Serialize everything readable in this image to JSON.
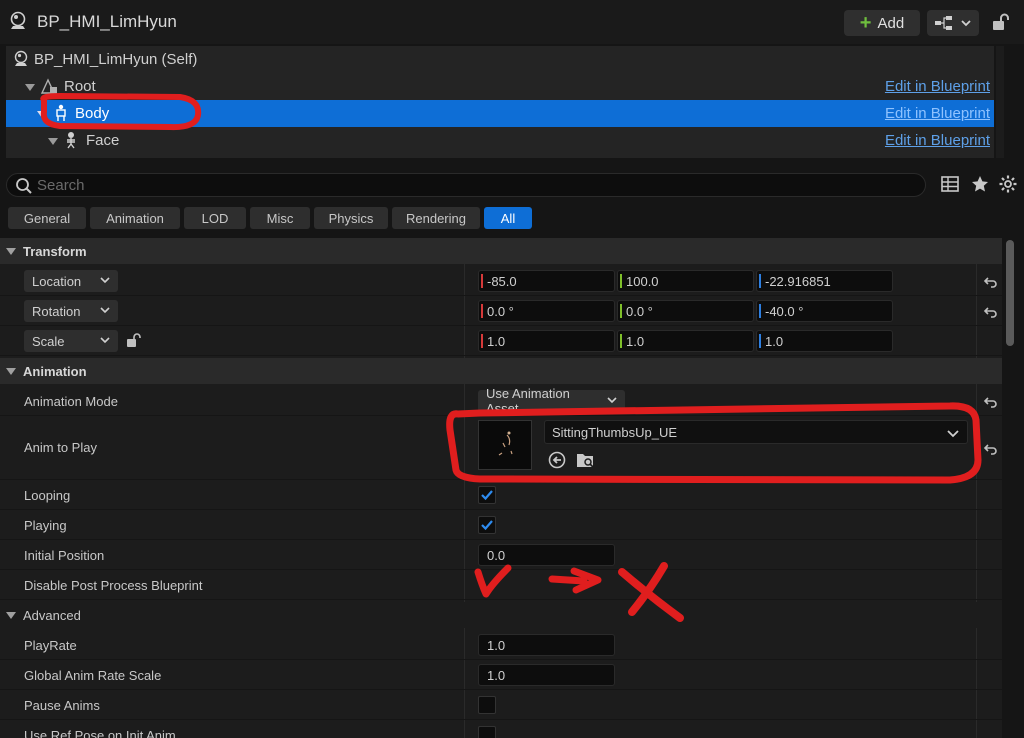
{
  "header": {
    "title": "BP_HMI_LimHyun",
    "add_label": "Add"
  },
  "tree": {
    "items": [
      {
        "label": "BP_HMI_LimHyun (Self)",
        "edit": ""
      },
      {
        "label": "Root",
        "edit": "Edit in Blueprint"
      },
      {
        "label": "Body",
        "edit": "Edit in Blueprint"
      },
      {
        "label": "Face",
        "edit": "Edit in Blueprint"
      }
    ]
  },
  "search": {
    "placeholder": "Search"
  },
  "tabs": [
    "General",
    "Animation",
    "LOD",
    "Misc",
    "Physics",
    "Rendering",
    "All"
  ],
  "transform": {
    "title": "Transform",
    "location": {
      "label": "Location",
      "x": "-85.0",
      "y": "100.0",
      "z": "-22.916851"
    },
    "rotation": {
      "label": "Rotation",
      "x": "0.0 °",
      "y": "0.0 °",
      "z": "-40.0 °"
    },
    "scale": {
      "label": "Scale",
      "x": "1.0",
      "y": "1.0",
      "z": "1.0"
    }
  },
  "animation": {
    "title": "Animation",
    "mode_label": "Animation Mode",
    "mode_value": "Use Animation Asset",
    "anim_label": "Anim to Play",
    "anim_value": "SittingThumbsUp_UE",
    "looping_label": "Looping",
    "looping": true,
    "playing_label": "Playing",
    "playing": true,
    "initpos_label": "Initial Position",
    "initpos_value": "0.0",
    "disablepp_label": "Disable Post Process Blueprint"
  },
  "advanced": {
    "title": "Advanced",
    "playrate_label": "PlayRate",
    "playrate_value": "1.0",
    "global_label": "Global Anim Rate Scale",
    "global_value": "1.0",
    "pause_label": "Pause Anims",
    "refpose_label": "Use Ref Pose on Init Anim"
  },
  "colors": {
    "accent": "#0e6ed6",
    "x_axis": "#d63a3a",
    "y_axis": "#7fbf2a",
    "z_axis": "#2e7fe0",
    "annotation": "#e01e1e"
  }
}
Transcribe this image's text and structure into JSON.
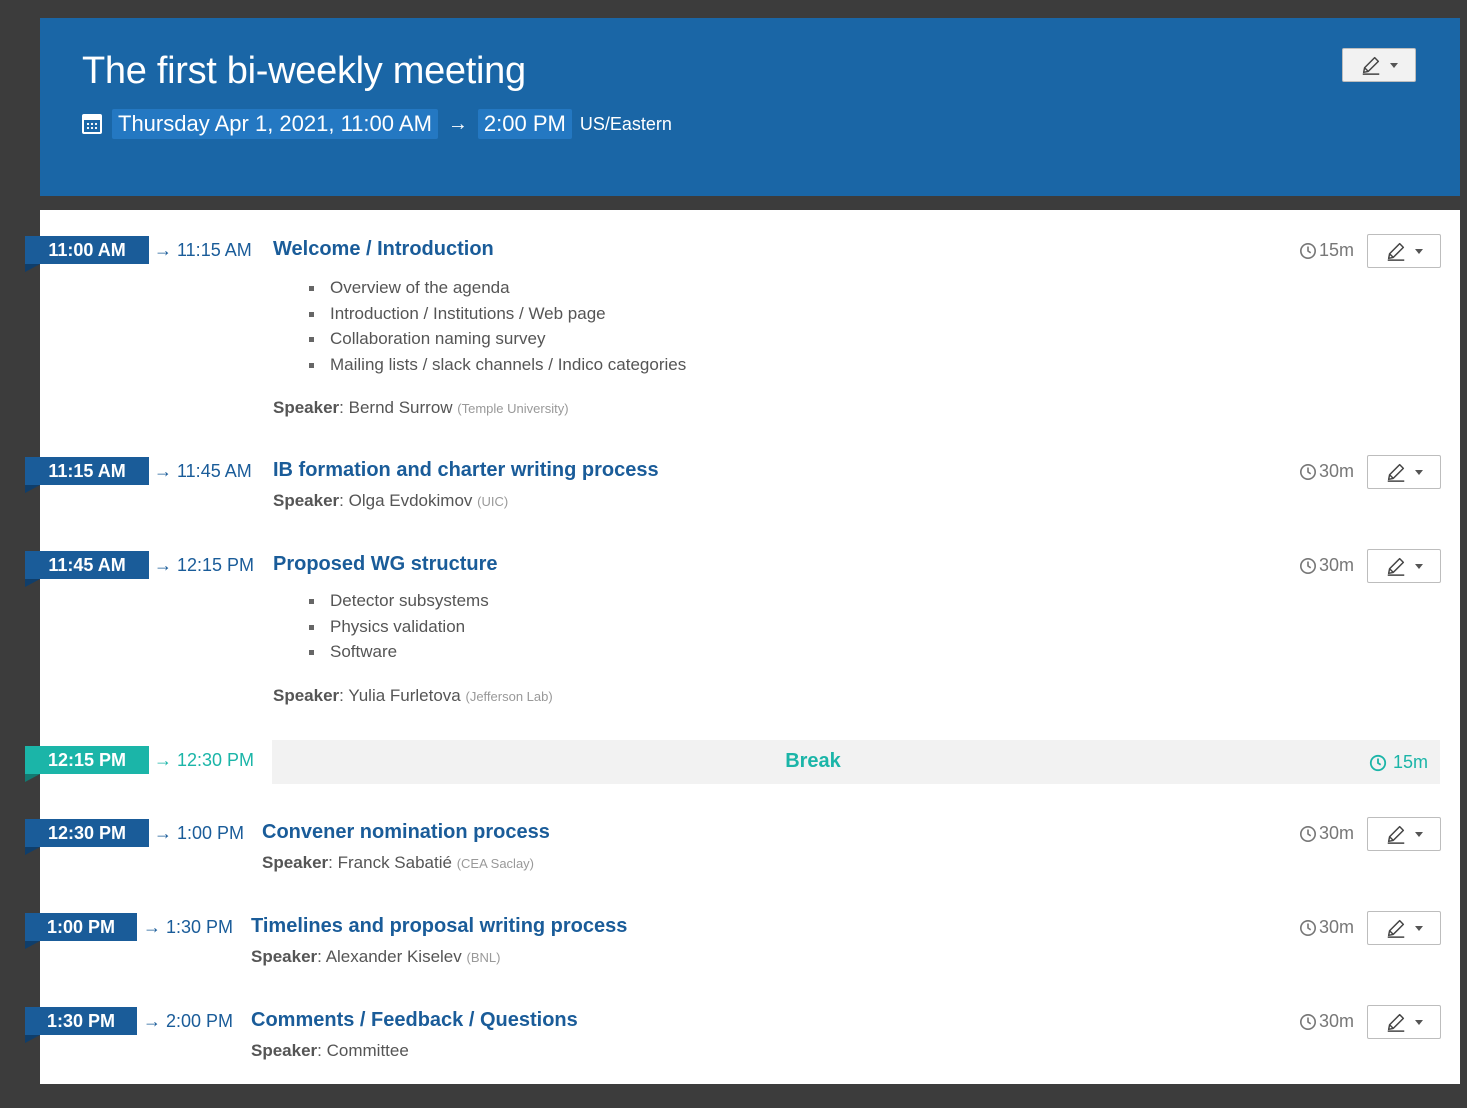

━━━━━━━━━━

WRITTEN REQUEST: Leave out the pictures and print every line of the data exactly.

EXERCISE ANSWER:
Serialize everything readable in this image to JSON.
{
  "header": {
    "title": "BP_HMI_LimHyun",
    "add_label": "Add"
  },
  "tree": {
    "items": [
      {
        "label": "BP_HMI_LimHyun (Self)",
        "edit": ""
      },
      {
        "label": "Root",
        "edit": "Edit in Blueprint"
      },
      {
        "label": "Body",
        "edit": "Edit in Blueprint"
      },
      {
        "label": "Face",
        "edit": "Edit in Blueprint"
      }
    ]
  },
  "search": {
    "placeholder": "Search"
  },
  "tabs": [
    "General",
    "Animation",
    "LOD",
    "Misc",
    "Physics",
    "Rendering",
    "All"
  ],
  "transform": {
    "title": "Transform",
    "location": {
      "label": "Location",
      "x": "-85.0",
      "y": "100.0",
      "z": "-22.916851"
    },
    "rotation": {
      "label": "Rotation",
      "x": "0.0 °",
      "y": "0.0 °",
      "z": "-40.0 °"
    },
    "scale": {
      "label": "Scale",
      "x": "1.0",
      "y": "1.0",
      "z": "1.0"
    }
  },
  "animation": {
    "title": "Animation",
    "mode_label": "Animation Mode",
    "mode_value": "Use Animation Asset",
    "anim_label": "Anim to Play",
    "anim_value": "SittingThumbsUp_UE",
    "looping_label": "Looping",
    "looping": true,
    "playing_label": "Playing",
    "playing": true,
    "initpos_label": "Initial Position",
    "initpos_value": "0.0",
    "disablepp_label": "Disable Post Process Blueprint"
  },
  "advanced": {
    "title": "Advanced",
    "playrate_label": "PlayRate",
    "playrate_value": "1.0",
    "global_label": "Global Anim Rate Scale",
    "global_value": "1.0",
    "pause_label": "Pause Anims",
    "refpose_label": "Use Ref Pose on Init Anim"
  },
  "colors": {
    "accent": "#0e6ed6",
    "x_axis": "#d63a3a",
    "y_axis": "#7fbf2a",
    "z_axis": "#2e7fe0",
    "annotation": "#e01e1e"
  }
}
Transcribe this image's text and structure into JSON.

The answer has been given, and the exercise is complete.